→ Challenge
Copy each line below that includes "review".

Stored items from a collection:

────

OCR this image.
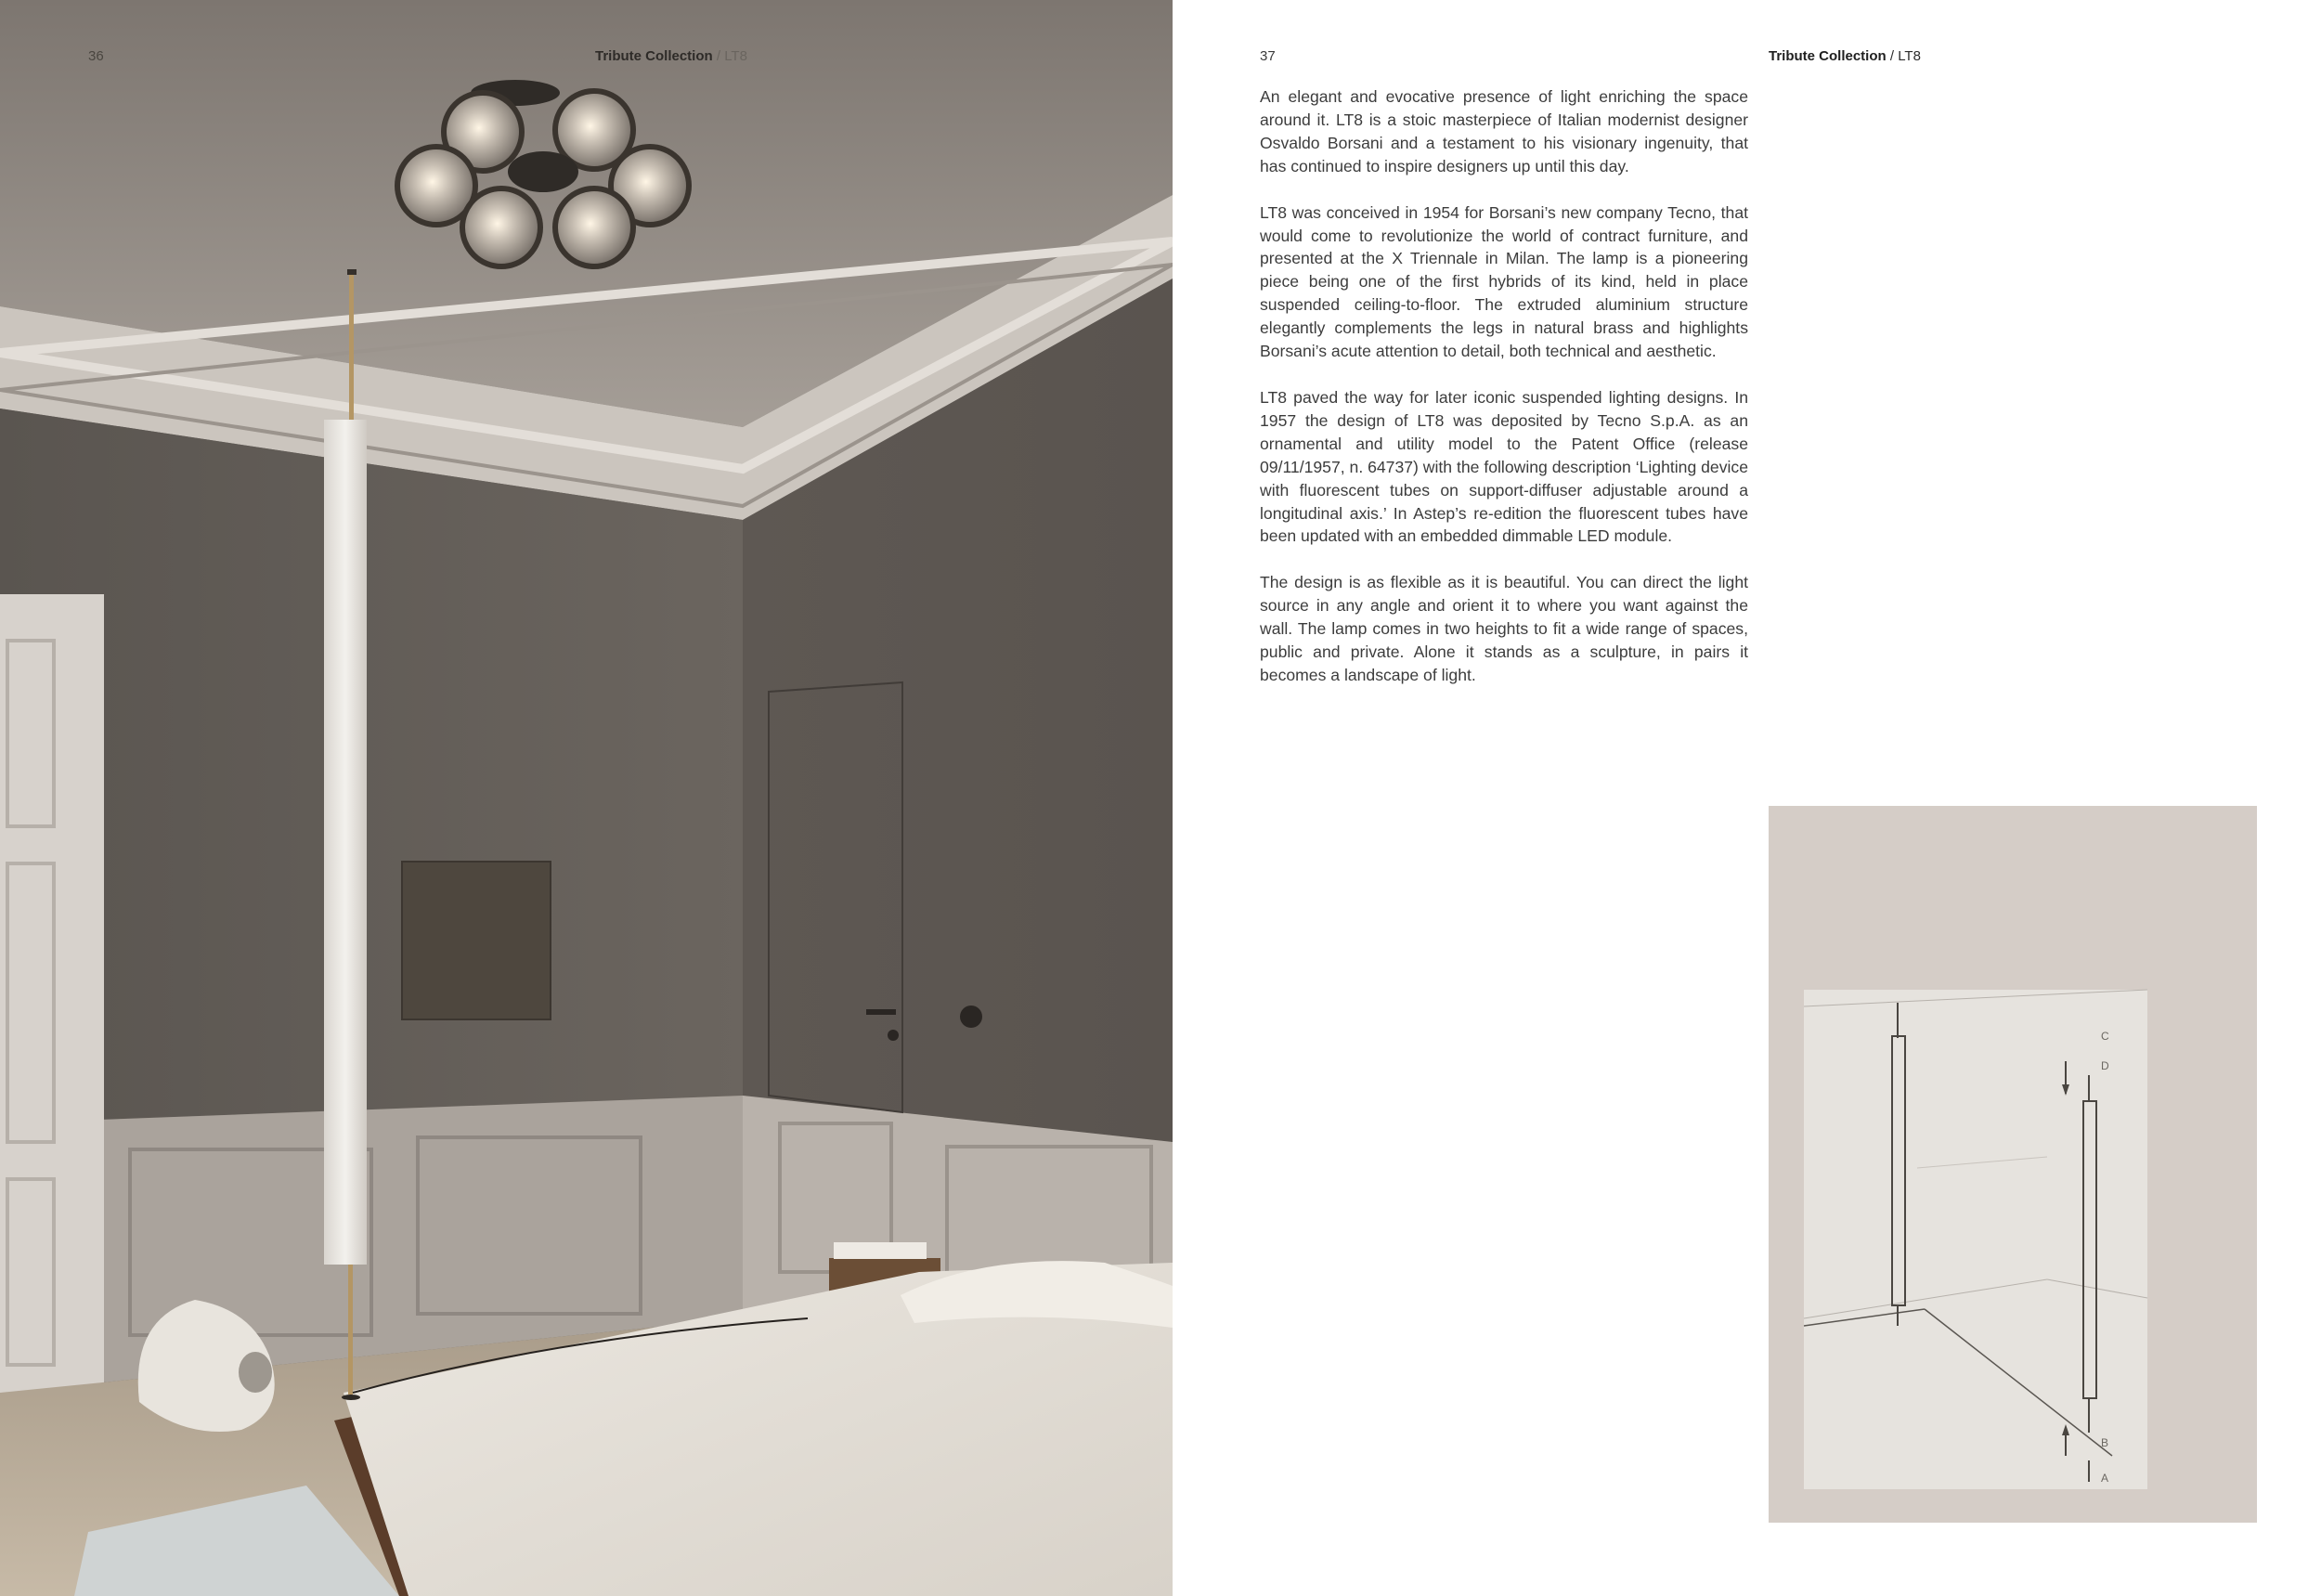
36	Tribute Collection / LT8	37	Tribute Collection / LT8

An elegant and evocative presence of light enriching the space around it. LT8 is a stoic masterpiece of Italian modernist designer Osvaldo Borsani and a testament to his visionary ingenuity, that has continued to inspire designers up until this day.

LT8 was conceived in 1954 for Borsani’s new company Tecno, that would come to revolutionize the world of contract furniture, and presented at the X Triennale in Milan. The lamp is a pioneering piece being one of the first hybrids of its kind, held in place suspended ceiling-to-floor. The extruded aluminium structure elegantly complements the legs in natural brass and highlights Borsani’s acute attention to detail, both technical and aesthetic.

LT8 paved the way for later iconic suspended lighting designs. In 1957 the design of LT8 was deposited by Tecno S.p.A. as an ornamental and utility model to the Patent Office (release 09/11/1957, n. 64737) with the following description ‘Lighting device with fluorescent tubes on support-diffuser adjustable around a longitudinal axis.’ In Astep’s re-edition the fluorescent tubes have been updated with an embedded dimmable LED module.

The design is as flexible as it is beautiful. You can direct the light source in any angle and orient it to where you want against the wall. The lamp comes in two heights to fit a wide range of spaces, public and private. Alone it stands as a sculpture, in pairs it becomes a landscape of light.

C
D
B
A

────

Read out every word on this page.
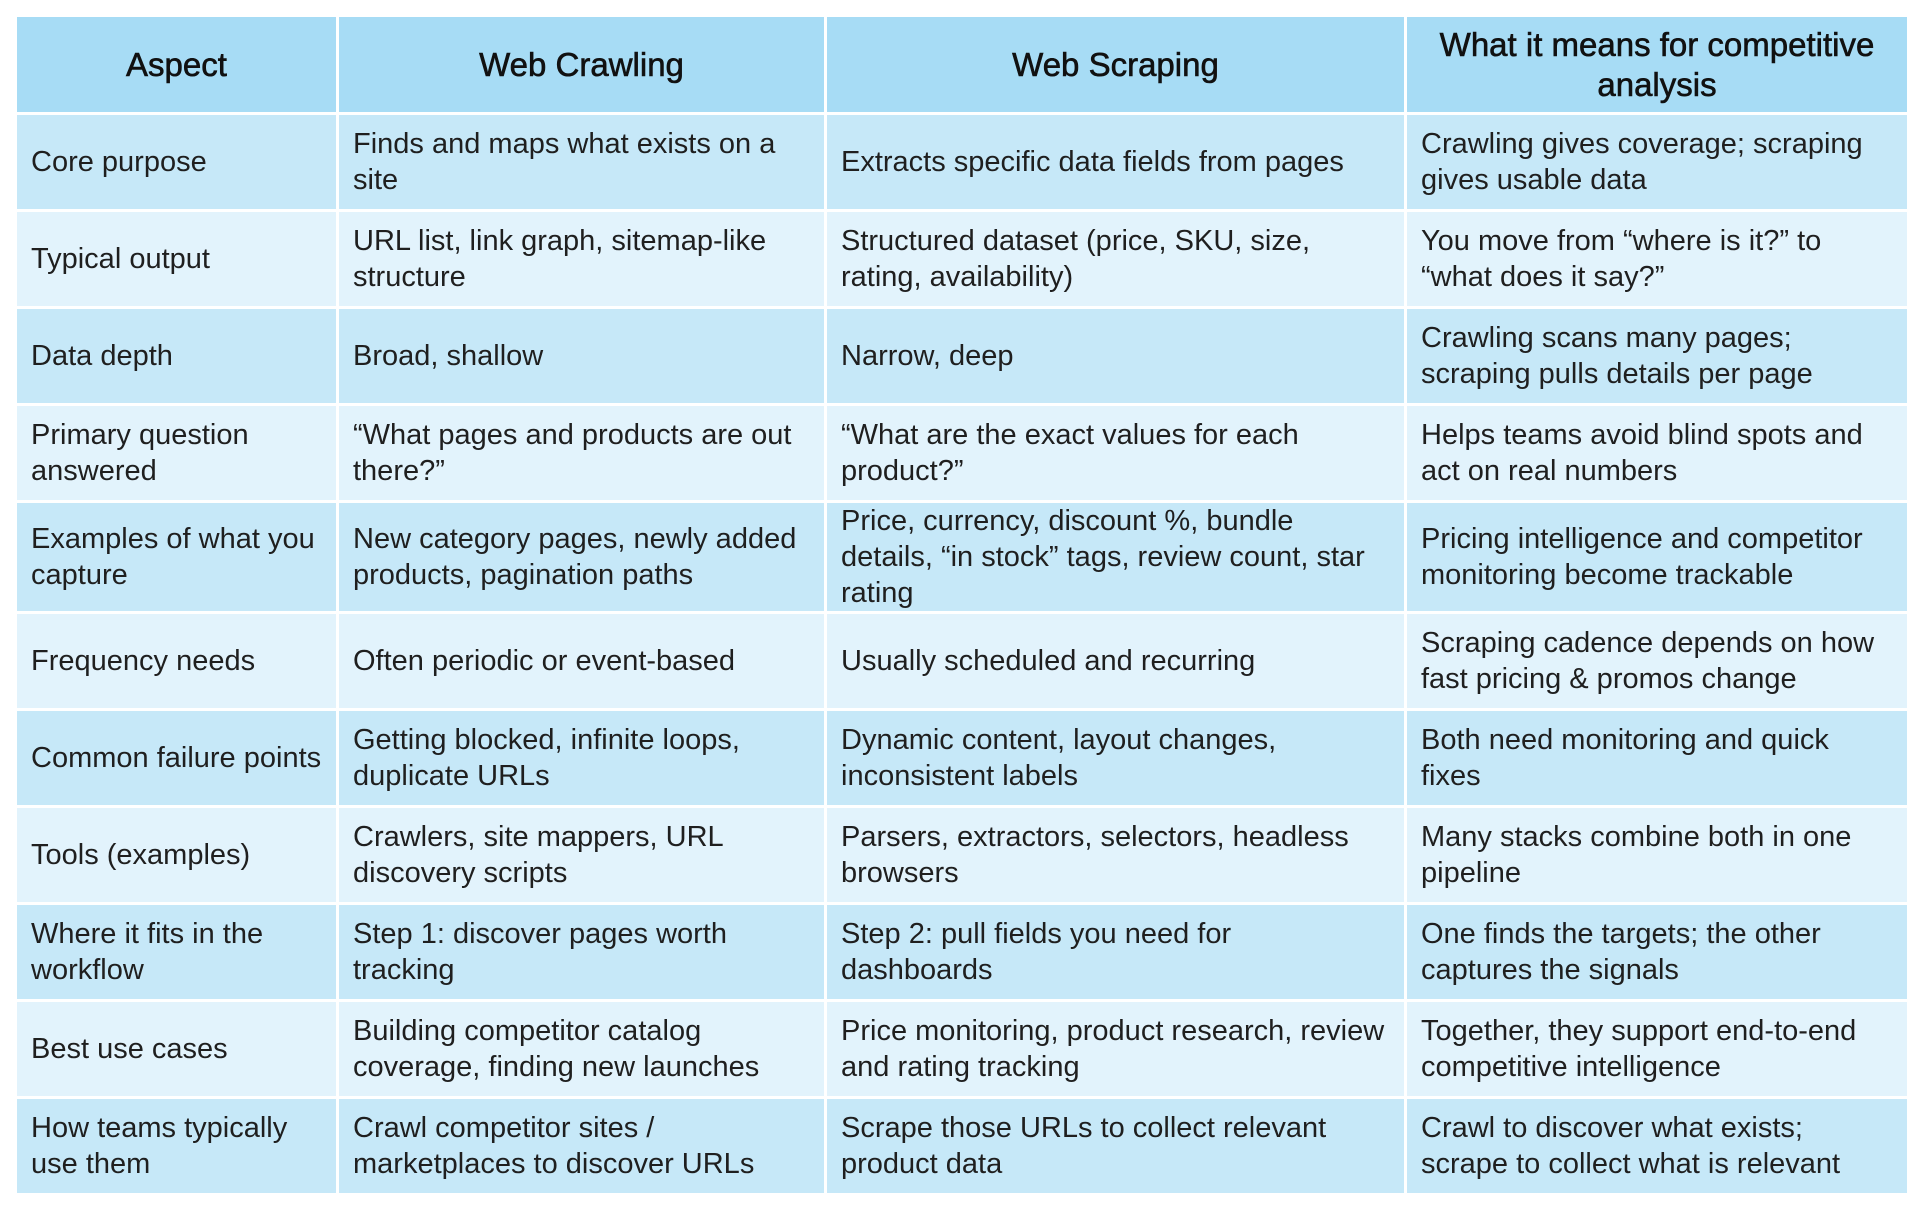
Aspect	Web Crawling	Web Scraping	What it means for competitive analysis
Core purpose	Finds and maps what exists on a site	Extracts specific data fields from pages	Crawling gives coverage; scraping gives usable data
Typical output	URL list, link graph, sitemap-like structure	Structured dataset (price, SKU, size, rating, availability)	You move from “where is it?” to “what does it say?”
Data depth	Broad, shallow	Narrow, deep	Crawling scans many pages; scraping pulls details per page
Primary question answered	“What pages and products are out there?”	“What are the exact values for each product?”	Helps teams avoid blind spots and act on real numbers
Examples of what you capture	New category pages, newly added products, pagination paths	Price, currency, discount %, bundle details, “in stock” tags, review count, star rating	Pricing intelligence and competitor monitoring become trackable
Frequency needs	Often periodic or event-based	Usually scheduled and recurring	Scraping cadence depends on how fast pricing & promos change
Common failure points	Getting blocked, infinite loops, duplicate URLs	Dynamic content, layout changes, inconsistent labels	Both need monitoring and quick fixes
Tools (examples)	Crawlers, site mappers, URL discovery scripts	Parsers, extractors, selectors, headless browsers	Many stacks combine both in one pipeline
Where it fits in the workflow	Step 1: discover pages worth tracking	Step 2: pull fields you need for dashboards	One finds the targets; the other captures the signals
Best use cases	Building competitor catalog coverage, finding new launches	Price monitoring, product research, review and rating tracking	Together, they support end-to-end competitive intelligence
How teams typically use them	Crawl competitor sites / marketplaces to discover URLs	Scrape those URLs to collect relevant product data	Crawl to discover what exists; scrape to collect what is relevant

────

→ Solution to this problem
Examples of what you capture	New category pages, newly added products, pagination paths	Price, currency, discount %, bundle details, “in stock” tags, review count, star rating	Pricing intelligence and competitor monitoring become trackable
Best use cases	Building competitor catalog coverage, finding new launches	Price monitoring, product research, review and rating tracking	Together, they support end-to-end competitive intelligence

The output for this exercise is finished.